◆ **What the task requires**:
Copy out all of the data exactly as it appears.

[Extracted records]
====

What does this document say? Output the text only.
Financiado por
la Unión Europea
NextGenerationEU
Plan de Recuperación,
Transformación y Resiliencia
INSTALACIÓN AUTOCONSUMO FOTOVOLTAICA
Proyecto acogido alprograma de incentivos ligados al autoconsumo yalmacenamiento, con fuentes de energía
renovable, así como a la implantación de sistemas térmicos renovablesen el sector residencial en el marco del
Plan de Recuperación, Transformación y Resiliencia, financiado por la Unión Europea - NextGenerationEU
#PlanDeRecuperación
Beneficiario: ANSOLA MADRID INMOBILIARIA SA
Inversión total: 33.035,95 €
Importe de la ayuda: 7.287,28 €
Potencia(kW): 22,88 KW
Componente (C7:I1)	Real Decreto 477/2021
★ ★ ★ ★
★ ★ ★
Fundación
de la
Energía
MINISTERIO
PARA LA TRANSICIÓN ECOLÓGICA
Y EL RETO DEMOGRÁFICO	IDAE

====

◆ **Final result**:
What does this document say? Output the text only.
Financiado por
la Unión Europea
NextGenerationEU
Plan de Recuperación,
Transformación y Resiliencia
INSTALACIÓN AUTOCONSUMO FOTOVOLTAICA
Proyecto acogido alprograma de incentivos ligados al autoconsumo yalmacenamiento, con fuentes de energía
renovable, así como a la implantación de sistemas térmicos renovablesen el sector residencial en el marco del
Plan de Recuperación, Transformación y Resiliencia, financiado por la Unión Europea - NextGenerationEU
#PlanDeRecuperación
Beneficiario: ANSOLA MADRID INMOBILIARIA SA
Inversión total: 33.035,95 €
Importe de la ayuda: 7.287,28 €
Potencia(kW): 22,88 KW
Componente (C7:I1)	Real Decreto 477/2021
★ ★ ★ ★
★ ★ ★
Fundación
de la
Energía
MINISTERIO
PARA LA TRANSICIÓN ECOLÓGICA
Y EL RETO DEMOGRÁFICO	IDAE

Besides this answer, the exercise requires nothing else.